▶ What is asked: Reproduce the entries verbatim, beginning with the line containing "panel-b-point-open-square [1810, 668, 1844, 702]" and continuing through the line containing "panel-b-x-tick-label: 8 [2543, 899, 2565, 943]".

▶ Data for the task:
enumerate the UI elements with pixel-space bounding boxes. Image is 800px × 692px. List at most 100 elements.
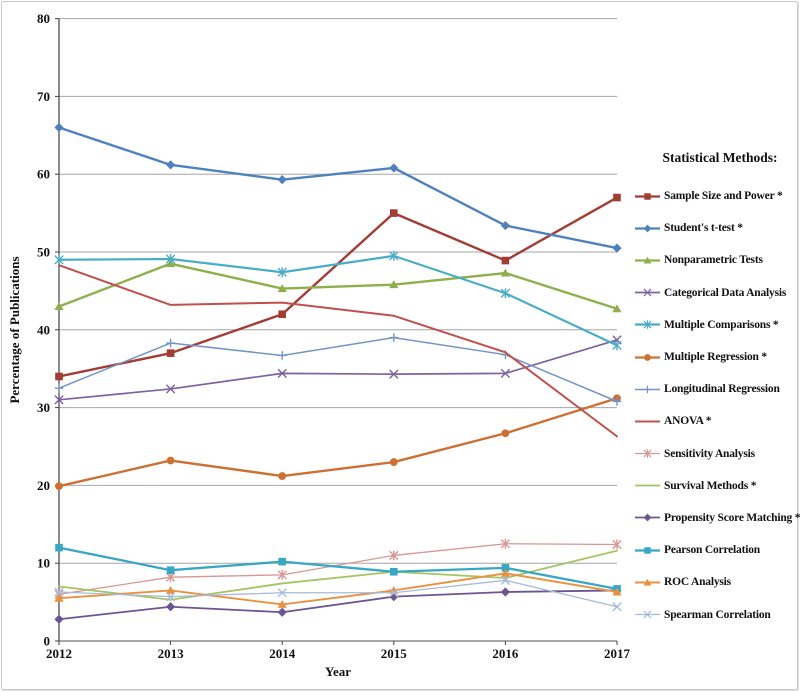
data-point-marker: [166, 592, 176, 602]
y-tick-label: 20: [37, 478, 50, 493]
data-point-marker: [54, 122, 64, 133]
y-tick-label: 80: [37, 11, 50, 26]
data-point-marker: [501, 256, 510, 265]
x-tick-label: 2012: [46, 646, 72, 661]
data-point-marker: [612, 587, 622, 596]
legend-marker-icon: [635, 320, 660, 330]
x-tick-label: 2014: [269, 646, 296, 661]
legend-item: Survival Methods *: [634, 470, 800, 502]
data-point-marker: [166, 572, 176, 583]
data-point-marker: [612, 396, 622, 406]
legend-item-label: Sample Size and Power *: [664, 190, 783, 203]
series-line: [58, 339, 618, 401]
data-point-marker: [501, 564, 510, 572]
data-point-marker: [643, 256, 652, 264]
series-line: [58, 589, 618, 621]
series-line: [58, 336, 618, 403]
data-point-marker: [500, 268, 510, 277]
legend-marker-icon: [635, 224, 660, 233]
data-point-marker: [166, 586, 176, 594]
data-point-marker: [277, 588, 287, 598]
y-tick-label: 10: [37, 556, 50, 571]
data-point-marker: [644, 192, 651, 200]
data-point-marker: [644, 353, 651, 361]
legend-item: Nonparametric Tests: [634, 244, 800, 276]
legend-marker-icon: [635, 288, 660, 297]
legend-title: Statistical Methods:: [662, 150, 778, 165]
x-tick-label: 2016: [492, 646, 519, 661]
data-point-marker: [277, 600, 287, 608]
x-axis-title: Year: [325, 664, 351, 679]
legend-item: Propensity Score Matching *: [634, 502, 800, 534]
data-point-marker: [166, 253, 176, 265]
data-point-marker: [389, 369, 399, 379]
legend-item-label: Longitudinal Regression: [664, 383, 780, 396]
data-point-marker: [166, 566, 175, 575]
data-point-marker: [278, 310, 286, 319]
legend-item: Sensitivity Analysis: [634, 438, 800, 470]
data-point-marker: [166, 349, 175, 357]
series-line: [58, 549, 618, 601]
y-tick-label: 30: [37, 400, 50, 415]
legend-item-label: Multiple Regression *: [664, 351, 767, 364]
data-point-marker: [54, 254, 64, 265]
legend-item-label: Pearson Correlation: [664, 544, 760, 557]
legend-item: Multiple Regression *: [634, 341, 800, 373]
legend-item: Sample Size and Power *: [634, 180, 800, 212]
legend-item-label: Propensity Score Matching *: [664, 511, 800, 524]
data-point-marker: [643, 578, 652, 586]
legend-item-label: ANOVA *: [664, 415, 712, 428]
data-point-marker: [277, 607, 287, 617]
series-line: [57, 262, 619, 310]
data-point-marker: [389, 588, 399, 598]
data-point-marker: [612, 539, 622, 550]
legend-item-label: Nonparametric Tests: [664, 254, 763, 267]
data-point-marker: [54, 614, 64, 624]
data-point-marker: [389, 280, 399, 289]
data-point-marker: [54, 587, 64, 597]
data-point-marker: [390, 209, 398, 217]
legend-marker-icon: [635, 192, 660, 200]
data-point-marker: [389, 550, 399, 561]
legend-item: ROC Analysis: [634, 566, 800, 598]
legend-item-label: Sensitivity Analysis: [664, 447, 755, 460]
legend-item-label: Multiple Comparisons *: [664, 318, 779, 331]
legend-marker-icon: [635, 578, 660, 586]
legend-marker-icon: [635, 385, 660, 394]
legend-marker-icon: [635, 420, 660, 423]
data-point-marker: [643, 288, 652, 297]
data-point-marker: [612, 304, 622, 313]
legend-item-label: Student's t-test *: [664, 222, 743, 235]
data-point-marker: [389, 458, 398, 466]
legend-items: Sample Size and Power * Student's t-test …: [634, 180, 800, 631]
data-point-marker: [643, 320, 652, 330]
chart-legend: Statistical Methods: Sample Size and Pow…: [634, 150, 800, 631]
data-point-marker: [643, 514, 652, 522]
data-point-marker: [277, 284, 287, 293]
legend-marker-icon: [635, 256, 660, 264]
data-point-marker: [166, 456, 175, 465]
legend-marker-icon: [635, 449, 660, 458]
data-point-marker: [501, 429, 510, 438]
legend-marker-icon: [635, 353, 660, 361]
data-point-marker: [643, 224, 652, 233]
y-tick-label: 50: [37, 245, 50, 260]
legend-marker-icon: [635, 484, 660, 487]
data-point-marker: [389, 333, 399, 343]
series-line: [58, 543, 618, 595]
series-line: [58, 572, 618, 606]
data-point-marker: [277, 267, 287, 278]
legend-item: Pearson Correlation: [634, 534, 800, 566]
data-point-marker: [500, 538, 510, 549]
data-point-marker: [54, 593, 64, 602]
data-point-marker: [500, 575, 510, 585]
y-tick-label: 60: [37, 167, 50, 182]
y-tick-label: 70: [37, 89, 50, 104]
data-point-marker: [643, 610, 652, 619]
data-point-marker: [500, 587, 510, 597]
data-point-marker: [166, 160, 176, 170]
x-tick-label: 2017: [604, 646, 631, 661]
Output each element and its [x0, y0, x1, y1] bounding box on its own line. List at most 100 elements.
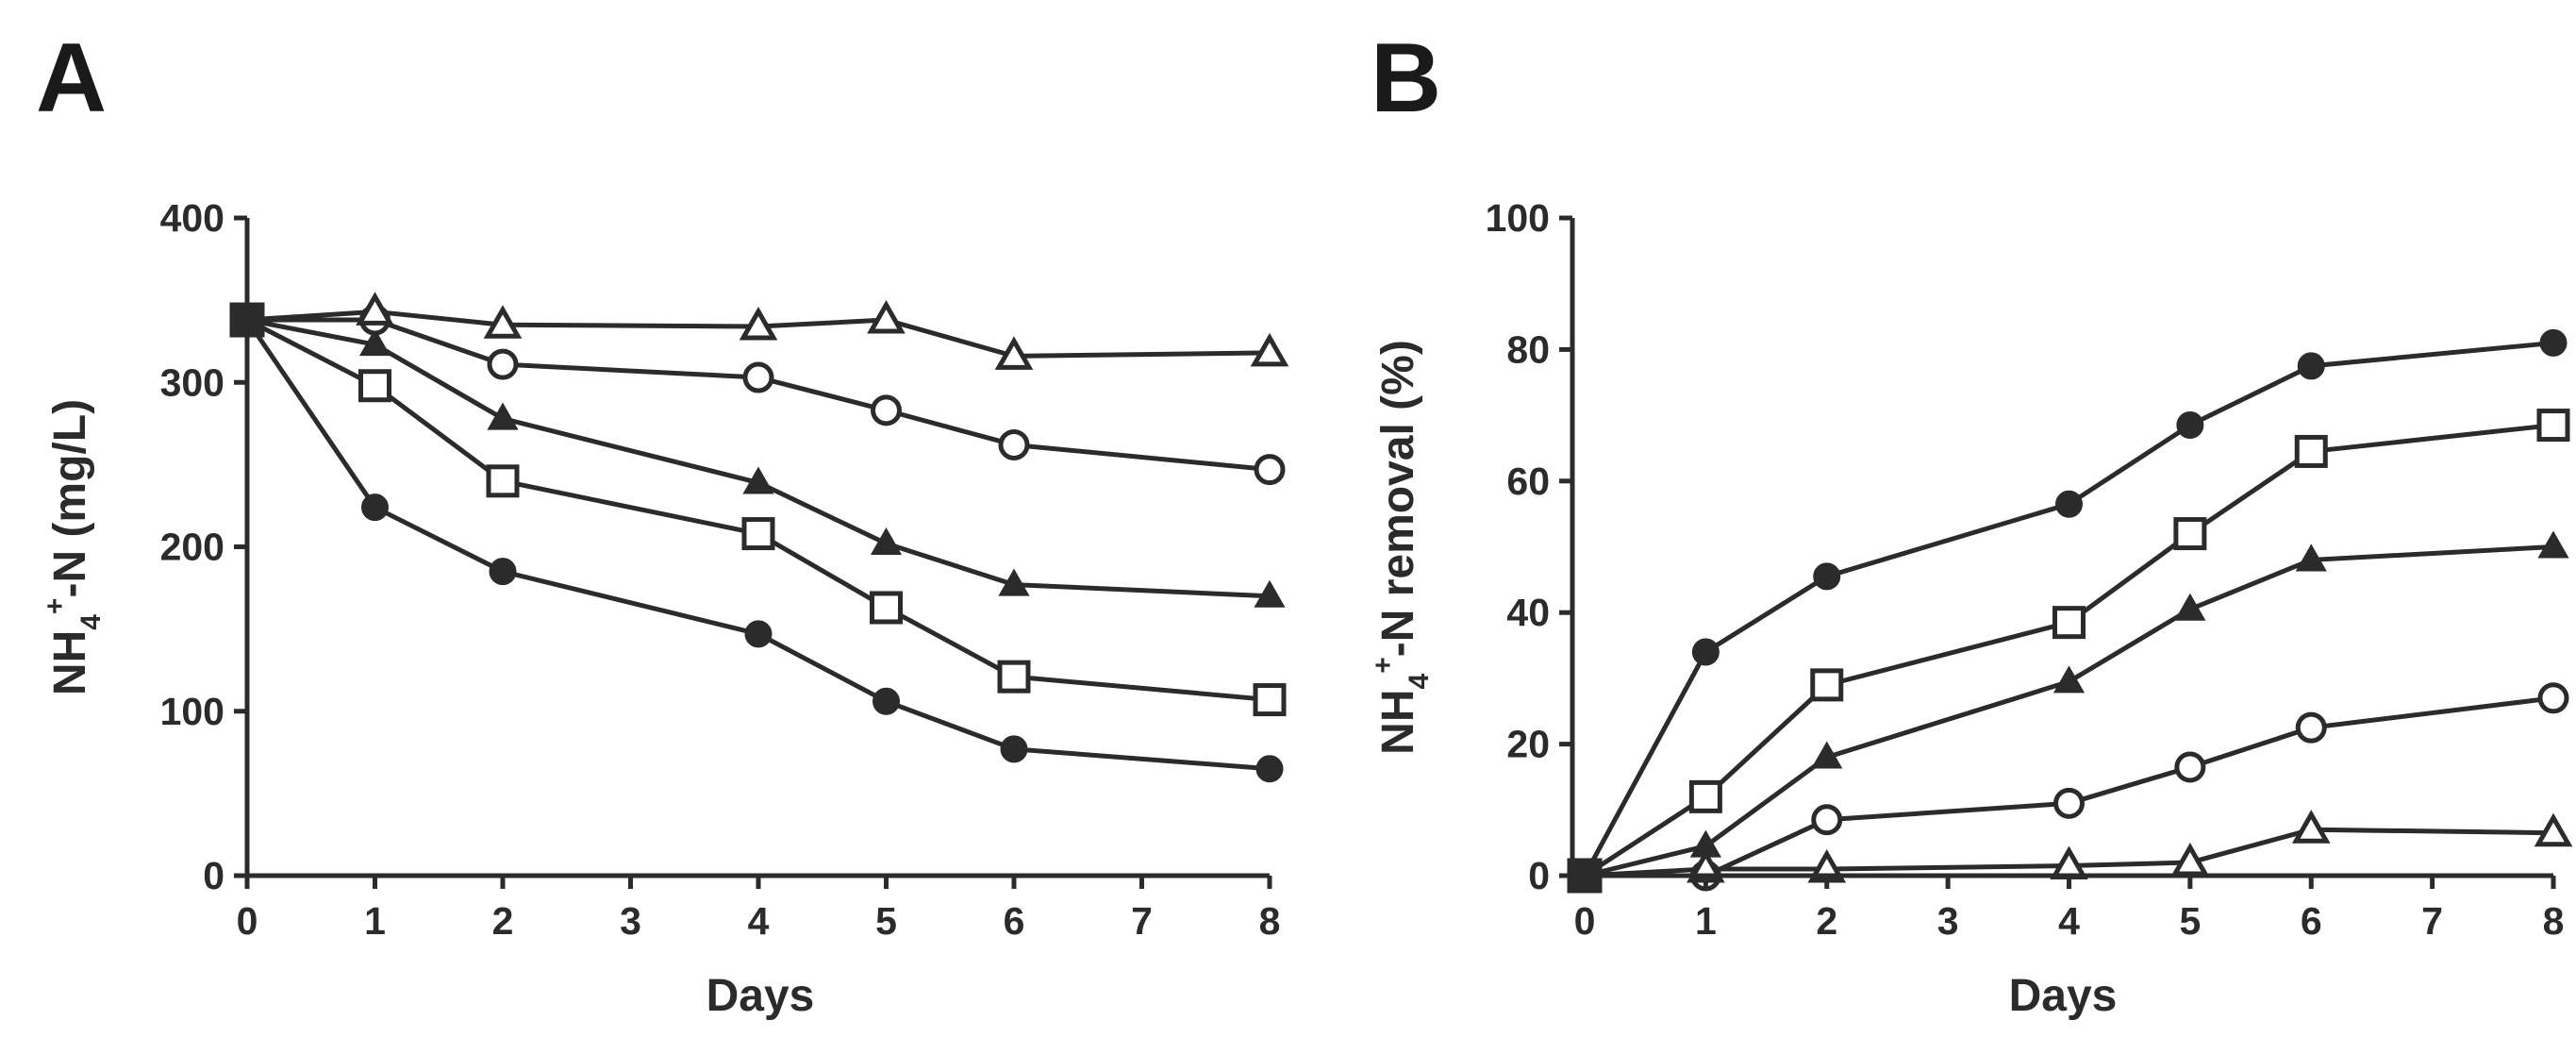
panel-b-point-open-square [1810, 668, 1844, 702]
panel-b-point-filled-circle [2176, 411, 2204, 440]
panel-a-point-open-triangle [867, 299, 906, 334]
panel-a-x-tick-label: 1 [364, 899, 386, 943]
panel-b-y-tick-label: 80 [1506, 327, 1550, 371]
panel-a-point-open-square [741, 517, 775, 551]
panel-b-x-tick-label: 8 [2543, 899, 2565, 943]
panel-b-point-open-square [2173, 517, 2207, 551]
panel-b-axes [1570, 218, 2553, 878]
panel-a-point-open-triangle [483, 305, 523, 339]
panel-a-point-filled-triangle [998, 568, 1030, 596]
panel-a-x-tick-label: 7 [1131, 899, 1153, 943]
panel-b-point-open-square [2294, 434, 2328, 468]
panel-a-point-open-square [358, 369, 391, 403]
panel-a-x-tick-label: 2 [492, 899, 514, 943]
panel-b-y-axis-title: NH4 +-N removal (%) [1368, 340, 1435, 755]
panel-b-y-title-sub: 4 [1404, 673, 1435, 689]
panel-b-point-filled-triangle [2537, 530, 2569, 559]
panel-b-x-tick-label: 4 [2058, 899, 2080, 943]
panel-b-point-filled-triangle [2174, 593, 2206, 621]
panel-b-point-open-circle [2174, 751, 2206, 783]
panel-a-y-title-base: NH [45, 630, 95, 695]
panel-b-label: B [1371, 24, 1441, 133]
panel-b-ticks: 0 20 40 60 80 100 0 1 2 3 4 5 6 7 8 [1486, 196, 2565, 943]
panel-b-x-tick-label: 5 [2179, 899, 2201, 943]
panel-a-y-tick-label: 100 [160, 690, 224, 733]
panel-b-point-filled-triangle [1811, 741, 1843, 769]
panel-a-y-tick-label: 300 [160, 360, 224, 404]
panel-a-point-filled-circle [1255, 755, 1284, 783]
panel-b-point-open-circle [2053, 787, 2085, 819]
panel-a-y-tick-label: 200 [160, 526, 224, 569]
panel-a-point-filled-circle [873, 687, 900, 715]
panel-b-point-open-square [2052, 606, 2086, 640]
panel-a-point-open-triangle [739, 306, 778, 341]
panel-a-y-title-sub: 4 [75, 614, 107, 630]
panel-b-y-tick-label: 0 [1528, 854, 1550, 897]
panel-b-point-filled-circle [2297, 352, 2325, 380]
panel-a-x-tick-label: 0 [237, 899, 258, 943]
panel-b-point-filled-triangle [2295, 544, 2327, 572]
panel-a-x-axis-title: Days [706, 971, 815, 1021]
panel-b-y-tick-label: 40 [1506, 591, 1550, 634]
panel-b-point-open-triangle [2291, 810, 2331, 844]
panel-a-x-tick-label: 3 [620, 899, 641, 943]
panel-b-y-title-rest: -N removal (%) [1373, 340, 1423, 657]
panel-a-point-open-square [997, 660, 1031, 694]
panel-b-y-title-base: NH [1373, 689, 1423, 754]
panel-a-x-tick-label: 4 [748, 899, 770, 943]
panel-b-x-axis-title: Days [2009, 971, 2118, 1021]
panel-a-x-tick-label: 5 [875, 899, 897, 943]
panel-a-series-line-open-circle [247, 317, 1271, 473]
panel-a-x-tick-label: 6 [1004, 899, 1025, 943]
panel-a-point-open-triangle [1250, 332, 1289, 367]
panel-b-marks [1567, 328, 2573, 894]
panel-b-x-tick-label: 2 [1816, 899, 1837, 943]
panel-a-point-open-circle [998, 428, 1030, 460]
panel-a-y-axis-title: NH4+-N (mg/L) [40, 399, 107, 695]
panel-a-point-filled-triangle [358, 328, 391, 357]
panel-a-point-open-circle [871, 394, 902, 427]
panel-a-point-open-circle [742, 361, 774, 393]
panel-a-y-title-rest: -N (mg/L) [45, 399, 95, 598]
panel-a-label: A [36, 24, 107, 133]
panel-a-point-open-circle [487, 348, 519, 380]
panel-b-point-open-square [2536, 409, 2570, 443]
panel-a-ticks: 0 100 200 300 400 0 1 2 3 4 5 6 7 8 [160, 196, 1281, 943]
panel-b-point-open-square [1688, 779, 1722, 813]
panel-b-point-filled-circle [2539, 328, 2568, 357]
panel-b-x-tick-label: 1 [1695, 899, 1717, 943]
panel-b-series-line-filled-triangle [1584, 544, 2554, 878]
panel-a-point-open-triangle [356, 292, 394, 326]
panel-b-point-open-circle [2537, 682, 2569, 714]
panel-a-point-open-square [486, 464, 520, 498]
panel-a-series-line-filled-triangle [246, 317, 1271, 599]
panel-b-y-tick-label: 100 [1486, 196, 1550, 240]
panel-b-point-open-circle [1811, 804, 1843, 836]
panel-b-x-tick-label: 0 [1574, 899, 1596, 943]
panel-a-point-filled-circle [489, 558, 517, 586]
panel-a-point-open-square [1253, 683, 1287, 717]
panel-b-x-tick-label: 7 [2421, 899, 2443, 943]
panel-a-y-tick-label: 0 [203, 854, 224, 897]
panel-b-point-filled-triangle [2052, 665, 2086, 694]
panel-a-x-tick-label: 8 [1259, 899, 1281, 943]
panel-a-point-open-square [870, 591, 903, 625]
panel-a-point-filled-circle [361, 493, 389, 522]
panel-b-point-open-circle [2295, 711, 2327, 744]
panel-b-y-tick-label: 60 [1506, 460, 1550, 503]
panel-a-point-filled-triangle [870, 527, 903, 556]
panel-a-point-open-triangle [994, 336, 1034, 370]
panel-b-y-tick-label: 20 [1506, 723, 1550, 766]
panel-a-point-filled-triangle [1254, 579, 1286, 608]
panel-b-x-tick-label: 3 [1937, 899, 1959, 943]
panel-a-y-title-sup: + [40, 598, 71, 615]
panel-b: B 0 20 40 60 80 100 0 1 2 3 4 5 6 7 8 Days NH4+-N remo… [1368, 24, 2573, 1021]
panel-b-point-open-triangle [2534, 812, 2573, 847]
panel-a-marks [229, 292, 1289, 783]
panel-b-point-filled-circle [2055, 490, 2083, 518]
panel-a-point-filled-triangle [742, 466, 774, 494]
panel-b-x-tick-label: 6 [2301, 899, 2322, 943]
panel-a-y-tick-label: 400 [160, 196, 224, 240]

▶ Result for this exercise:
panel-b-point-open-square [1810, 668, 1844, 702]
panel-b-point-filled-circle [2176, 411, 2204, 440]
panel-a-point-open-triangle [867, 299, 906, 334]
panel-a-x-tick-label: 1 [364, 899, 386, 943]
panel-b-y-tick-label: 80 [1506, 327, 1550, 371]
panel-a-point-open-square [741, 517, 775, 551]
panel-b-x-tick-label: 8 [2543, 899, 2565, 943]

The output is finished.